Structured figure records

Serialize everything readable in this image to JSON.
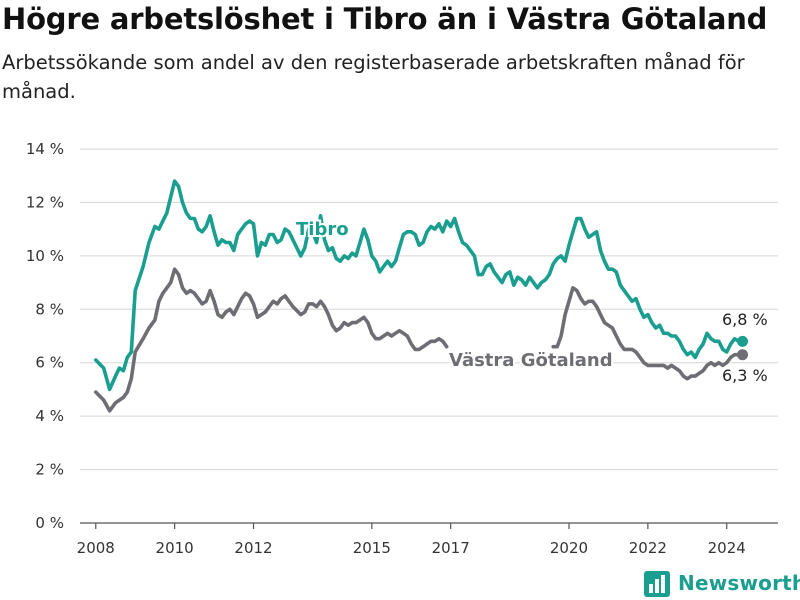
{
  "title": "Högre arbetslöshet i Tibro än i Västra Götaland",
  "subtitle": "Arbetssökande som andel av den registerbaserade arbetskraften månad för månad.",
  "brand": {
    "name": "Newsworthy",
    "icon": "bar-chart-logo-icon"
  },
  "colors": {
    "tibro": "#1a9e8f",
    "vg": "#6d6e73",
    "grid": "#d6d6d6"
  },
  "chart_data": {
    "type": "line",
    "ylim": [
      0,
      14
    ],
    "xlim": [
      2007.6,
      2025.3
    ],
    "y_ticks": [
      0,
      2,
      4,
      6,
      8,
      10,
      12,
      14
    ],
    "y_tick_labels": [
      "0 %",
      "2 %",
      "4 %",
      "6 %",
      "8 %",
      "10 %",
      "12 %",
      "14 %"
    ],
    "x_ticks": [
      2008,
      2010,
      2012,
      2015,
      2017,
      2020,
      2022,
      2024
    ],
    "x_tick_labels": [
      "2008",
      "2010",
      "2012",
      "2015",
      "2017",
      "2020",
      "2022",
      "2024"
    ],
    "grid": true,
    "series": [
      {
        "name": "Tibro",
        "end_label": "6,8 %",
        "points": [
          [
            2008.0,
            6.1
          ],
          [
            2008.2,
            5.8
          ],
          [
            2008.35,
            5.0
          ],
          [
            2008.5,
            5.5
          ],
          [
            2008.6,
            5.8
          ],
          [
            2008.7,
            5.7
          ],
          [
            2008.8,
            6.2
          ],
          [
            2008.9,
            6.4
          ],
          [
            2009.0,
            8.7
          ],
          [
            2009.2,
            9.6
          ],
          [
            2009.35,
            10.5
          ],
          [
            2009.5,
            11.1
          ],
          [
            2009.6,
            11.0
          ],
          [
            2009.7,
            11.3
          ],
          [
            2009.8,
            11.6
          ],
          [
            2009.9,
            12.2
          ],
          [
            2010.0,
            12.8
          ],
          [
            2010.1,
            12.6
          ],
          [
            2010.2,
            12.0
          ],
          [
            2010.3,
            11.6
          ],
          [
            2010.4,
            11.4
          ],
          [
            2010.5,
            11.4
          ],
          [
            2010.6,
            11.0
          ],
          [
            2010.7,
            10.9
          ],
          [
            2010.8,
            11.1
          ],
          [
            2010.9,
            11.5
          ],
          [
            2011.0,
            10.9
          ],
          [
            2011.1,
            10.4
          ],
          [
            2011.2,
            10.6
          ],
          [
            2011.3,
            10.5
          ],
          [
            2011.4,
            10.5
          ],
          [
            2011.5,
            10.2
          ],
          [
            2011.6,
            10.8
          ],
          [
            2011.7,
            11.0
          ],
          [
            2011.8,
            11.2
          ],
          [
            2011.9,
            11.3
          ],
          [
            2012.0,
            11.2
          ],
          [
            2012.1,
            10.0
          ],
          [
            2012.2,
            10.5
          ],
          [
            2012.3,
            10.4
          ],
          [
            2012.4,
            10.8
          ],
          [
            2012.5,
            10.8
          ],
          [
            2012.6,
            10.5
          ],
          [
            2012.7,
            10.6
          ],
          [
            2012.8,
            11.0
          ],
          [
            2012.9,
            10.9
          ],
          [
            2013.0,
            10.6
          ],
          [
            2013.2,
            10.0
          ],
          [
            2013.3,
            10.3
          ],
          [
            2013.4,
            11.0
          ],
          [
            2013.5,
            10.9
          ],
          [
            2013.6,
            10.5
          ],
          [
            2013.7,
            11.5
          ],
          [
            2013.8,
            10.6
          ],
          [
            2013.9,
            10.2
          ],
          [
            2014.0,
            10.3
          ],
          [
            2014.1,
            9.9
          ],
          [
            2014.2,
            9.8
          ],
          [
            2014.3,
            10.0
          ],
          [
            2014.4,
            9.9
          ],
          [
            2014.5,
            10.1
          ],
          [
            2014.6,
            10.0
          ],
          [
            2014.7,
            10.5
          ],
          [
            2014.8,
            11.0
          ],
          [
            2014.9,
            10.6
          ],
          [
            2015.0,
            10.0
          ],
          [
            2015.1,
            9.8
          ],
          [
            2015.2,
            9.4
          ],
          [
            2015.3,
            9.6
          ],
          [
            2015.4,
            9.8
          ],
          [
            2015.5,
            9.6
          ],
          [
            2015.6,
            9.8
          ],
          [
            2015.7,
            10.3
          ],
          [
            2015.8,
            10.8
          ],
          [
            2015.9,
            10.9
          ],
          [
            2016.0,
            10.9
          ],
          [
            2016.1,
            10.8
          ],
          [
            2016.2,
            10.4
          ],
          [
            2016.3,
            10.5
          ],
          [
            2016.4,
            10.9
          ],
          [
            2016.5,
            11.1
          ],
          [
            2016.6,
            11.0
          ],
          [
            2016.7,
            11.2
          ],
          [
            2016.8,
            10.9
          ],
          [
            2016.9,
            11.3
          ],
          [
            2017.0,
            11.1
          ],
          [
            2017.1,
            11.4
          ],
          [
            2017.2,
            10.9
          ],
          [
            2017.3,
            10.5
          ],
          [
            2017.4,
            10.4
          ],
          [
            2017.5,
            10.2
          ],
          [
            2017.6,
            10.0
          ],
          [
            2017.7,
            9.3
          ],
          [
            2017.8,
            9.3
          ],
          [
            2017.9,
            9.6
          ],
          [
            2018.0,
            9.7
          ],
          [
            2018.1,
            9.4
          ],
          [
            2018.2,
            9.2
          ],
          [
            2018.3,
            9.0
          ],
          [
            2018.4,
            9.3
          ],
          [
            2018.5,
            9.4
          ],
          [
            2018.6,
            8.9
          ],
          [
            2018.7,
            9.2
          ],
          [
            2018.8,
            9.1
          ],
          [
            2018.9,
            8.9
          ],
          [
            2019.0,
            9.2
          ],
          [
            2019.1,
            9.0
          ],
          [
            2019.2,
            8.8
          ],
          [
            2019.3,
            9.0
          ],
          [
            2019.4,
            9.1
          ],
          [
            2019.5,
            9.3
          ],
          [
            2019.6,
            9.7
          ],
          [
            2019.7,
            9.9
          ],
          [
            2019.8,
            10.0
          ],
          [
            2019.9,
            9.8
          ],
          [
            2020.0,
            10.4
          ],
          [
            2020.1,
            10.9
          ],
          [
            2020.2,
            11.4
          ],
          [
            2020.3,
            11.4
          ],
          [
            2020.4,
            11.0
          ],
          [
            2020.5,
            10.7
          ],
          [
            2020.6,
            10.8
          ],
          [
            2020.7,
            10.9
          ],
          [
            2020.8,
            10.2
          ],
          [
            2020.9,
            9.8
          ],
          [
            2021.0,
            9.5
          ],
          [
            2021.1,
            9.5
          ],
          [
            2021.2,
            9.4
          ],
          [
            2021.3,
            8.9
          ],
          [
            2021.4,
            8.7
          ],
          [
            2021.5,
            8.5
          ],
          [
            2021.6,
            8.3
          ],
          [
            2021.7,
            8.4
          ],
          [
            2021.8,
            8.0
          ],
          [
            2021.9,
            7.7
          ],
          [
            2022.0,
            7.8
          ],
          [
            2022.1,
            7.5
          ],
          [
            2022.2,
            7.3
          ],
          [
            2022.3,
            7.4
          ],
          [
            2022.4,
            7.1
          ],
          [
            2022.5,
            7.1
          ],
          [
            2022.6,
            7.0
          ],
          [
            2022.7,
            7.0
          ],
          [
            2022.8,
            6.8
          ],
          [
            2022.9,
            6.5
          ],
          [
            2023.0,
            6.3
          ],
          [
            2023.1,
            6.4
          ],
          [
            2023.2,
            6.2
          ],
          [
            2023.3,
            6.5
          ],
          [
            2023.4,
            6.7
          ],
          [
            2023.5,
            7.1
          ],
          [
            2023.6,
            6.9
          ],
          [
            2023.7,
            6.8
          ],
          [
            2023.8,
            6.8
          ],
          [
            2023.9,
            6.5
          ],
          [
            2024.0,
            6.4
          ],
          [
            2024.1,
            6.7
          ],
          [
            2024.2,
            6.9
          ],
          [
            2024.3,
            6.8
          ],
          [
            2024.4,
            6.8
          ]
        ]
      },
      {
        "name": "Västra Götaland",
        "end_label": "6,3 %",
        "points": [
          [
            2008.0,
            4.9
          ],
          [
            2008.2,
            4.6
          ],
          [
            2008.35,
            4.2
          ],
          [
            2008.5,
            4.5
          ],
          [
            2008.6,
            4.6
          ],
          [
            2008.7,
            4.7
          ],
          [
            2008.8,
            4.9
          ],
          [
            2008.9,
            5.4
          ],
          [
            2009.0,
            6.4
          ],
          [
            2009.2,
            6.9
          ],
          [
            2009.35,
            7.3
          ],
          [
            2009.5,
            7.6
          ],
          [
            2009.6,
            8.3
          ],
          [
            2009.7,
            8.6
          ],
          [
            2009.8,
            8.8
          ],
          [
            2009.9,
            9.0
          ],
          [
            2010.0,
            9.5
          ],
          [
            2010.1,
            9.3
          ],
          [
            2010.2,
            8.8
          ],
          [
            2010.3,
            8.6
          ],
          [
            2010.4,
            8.7
          ],
          [
            2010.5,
            8.6
          ],
          [
            2010.6,
            8.4
          ],
          [
            2010.7,
            8.2
          ],
          [
            2010.8,
            8.3
          ],
          [
            2010.9,
            8.7
          ],
          [
            2011.0,
            8.3
          ],
          [
            2011.1,
            7.8
          ],
          [
            2011.2,
            7.7
          ],
          [
            2011.3,
            7.9
          ],
          [
            2011.4,
            8.0
          ],
          [
            2011.5,
            7.8
          ],
          [
            2011.6,
            8.1
          ],
          [
            2011.7,
            8.4
          ],
          [
            2011.8,
            8.6
          ],
          [
            2011.9,
            8.5
          ],
          [
            2012.0,
            8.2
          ],
          [
            2012.1,
            7.7
          ],
          [
            2012.2,
            7.8
          ],
          [
            2012.3,
            7.9
          ],
          [
            2012.4,
            8.1
          ],
          [
            2012.5,
            8.3
          ],
          [
            2012.6,
            8.2
          ],
          [
            2012.7,
            8.4
          ],
          [
            2012.8,
            8.5
          ],
          [
            2012.9,
            8.3
          ],
          [
            2013.0,
            8.1
          ],
          [
            2013.2,
            7.8
          ],
          [
            2013.3,
            7.9
          ],
          [
            2013.4,
            8.2
          ],
          [
            2013.5,
            8.2
          ],
          [
            2013.6,
            8.1
          ],
          [
            2013.7,
            8.3
          ],
          [
            2013.8,
            8.1
          ],
          [
            2013.9,
            7.8
          ],
          [
            2014.0,
            7.4
          ],
          [
            2014.1,
            7.2
          ],
          [
            2014.2,
            7.3
          ],
          [
            2014.3,
            7.5
          ],
          [
            2014.4,
            7.4
          ],
          [
            2014.5,
            7.5
          ],
          [
            2014.6,
            7.5
          ],
          [
            2014.7,
            7.6
          ],
          [
            2014.8,
            7.7
          ],
          [
            2014.9,
            7.5
          ],
          [
            2015.0,
            7.1
          ],
          [
            2015.1,
            6.9
          ],
          [
            2015.2,
            6.9
          ],
          [
            2015.3,
            7.0
          ],
          [
            2015.4,
            7.1
          ],
          [
            2015.5,
            7.0
          ],
          [
            2015.6,
            7.1
          ],
          [
            2015.7,
            7.2
          ],
          [
            2015.8,
            7.1
          ],
          [
            2015.9,
            7.0
          ],
          [
            2016.0,
            6.7
          ],
          [
            2016.1,
            6.5
          ],
          [
            2016.2,
            6.5
          ],
          [
            2016.3,
            6.6
          ],
          [
            2016.4,
            6.7
          ],
          [
            2016.5,
            6.8
          ],
          [
            2016.6,
            6.8
          ],
          [
            2016.7,
            6.9
          ],
          [
            2016.8,
            6.8
          ],
          [
            2016.9,
            6.6
          ],
          [
            2019.6,
            6.6
          ],
          [
            2019.7,
            6.6
          ],
          [
            2019.8,
            7.0
          ],
          [
            2019.9,
            7.8
          ],
          [
            2020.0,
            8.3
          ],
          [
            2020.1,
            8.8
          ],
          [
            2020.2,
            8.7
          ],
          [
            2020.3,
            8.4
          ],
          [
            2020.4,
            8.2
          ],
          [
            2020.5,
            8.3
          ],
          [
            2020.6,
            8.3
          ],
          [
            2020.7,
            8.1
          ],
          [
            2020.8,
            7.8
          ],
          [
            2020.9,
            7.5
          ],
          [
            2021.0,
            7.4
          ],
          [
            2021.1,
            7.3
          ],
          [
            2021.2,
            7.0
          ],
          [
            2021.3,
            6.7
          ],
          [
            2021.4,
            6.5
          ],
          [
            2021.5,
            6.5
          ],
          [
            2021.6,
            6.5
          ],
          [
            2021.7,
            6.4
          ],
          [
            2021.8,
            6.2
          ],
          [
            2021.9,
            6.0
          ],
          [
            2022.0,
            5.9
          ],
          [
            2022.1,
            5.9
          ],
          [
            2022.2,
            5.9
          ],
          [
            2022.3,
            5.9
          ],
          [
            2022.4,
            5.9
          ],
          [
            2022.5,
            5.8
          ],
          [
            2022.6,
            5.9
          ],
          [
            2022.7,
            5.8
          ],
          [
            2022.8,
            5.7
          ],
          [
            2022.9,
            5.5
          ],
          [
            2023.0,
            5.4
          ],
          [
            2023.1,
            5.5
          ],
          [
            2023.2,
            5.5
          ],
          [
            2023.3,
            5.6
          ],
          [
            2023.4,
            5.7
          ],
          [
            2023.5,
            5.9
          ],
          [
            2023.6,
            6.0
          ],
          [
            2023.7,
            5.9
          ],
          [
            2023.8,
            6.0
          ],
          [
            2023.9,
            5.9
          ],
          [
            2024.0,
            6.0
          ],
          [
            2024.1,
            6.2
          ],
          [
            2024.2,
            6.3
          ],
          [
            2024.3,
            6.3
          ],
          [
            2024.4,
            6.3
          ]
        ]
      }
    ]
  }
}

## WHAT YOU HAVE TO DO
State the count of lines that contain the string "Västra". Nothing else is needed.

## RESULT OF THE EXERCISE
2